# [Stated task]
Copy out each line of the data holding "海洋调查规范".

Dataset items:
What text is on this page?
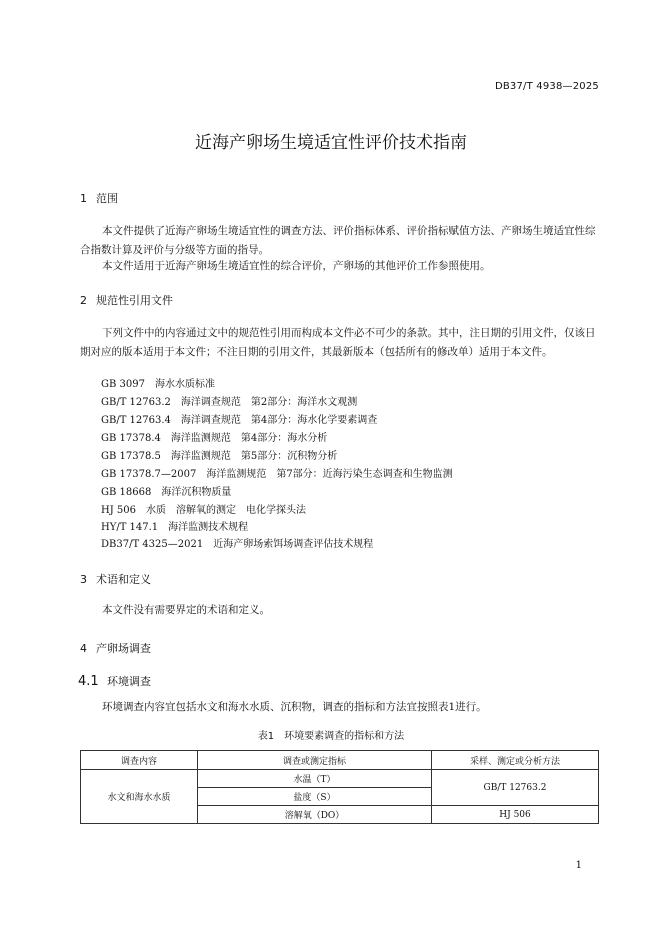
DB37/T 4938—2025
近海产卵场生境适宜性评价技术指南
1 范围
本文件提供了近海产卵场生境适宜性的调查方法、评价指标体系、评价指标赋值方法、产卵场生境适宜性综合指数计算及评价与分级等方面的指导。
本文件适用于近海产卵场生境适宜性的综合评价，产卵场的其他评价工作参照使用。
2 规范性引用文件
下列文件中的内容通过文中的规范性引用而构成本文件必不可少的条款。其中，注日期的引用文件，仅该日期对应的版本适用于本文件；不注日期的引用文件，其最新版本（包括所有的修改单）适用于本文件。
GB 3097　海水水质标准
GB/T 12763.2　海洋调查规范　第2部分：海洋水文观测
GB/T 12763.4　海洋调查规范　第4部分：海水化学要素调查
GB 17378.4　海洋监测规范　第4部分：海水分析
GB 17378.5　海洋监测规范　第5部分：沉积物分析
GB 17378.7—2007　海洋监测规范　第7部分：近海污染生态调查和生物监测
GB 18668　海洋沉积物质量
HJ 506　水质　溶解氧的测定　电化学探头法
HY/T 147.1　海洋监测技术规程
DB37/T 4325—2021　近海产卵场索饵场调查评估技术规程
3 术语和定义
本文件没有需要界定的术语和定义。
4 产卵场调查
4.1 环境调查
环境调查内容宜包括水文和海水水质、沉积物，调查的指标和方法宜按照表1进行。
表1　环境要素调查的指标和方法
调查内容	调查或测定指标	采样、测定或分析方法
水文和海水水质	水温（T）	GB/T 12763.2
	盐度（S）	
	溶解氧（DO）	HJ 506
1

# [Final result]
GB/T 12763.2　海洋调查规范　第2部分：海洋水文观测
GB/T 12763.4　海洋调查规范　第4部分：海水化学要素调查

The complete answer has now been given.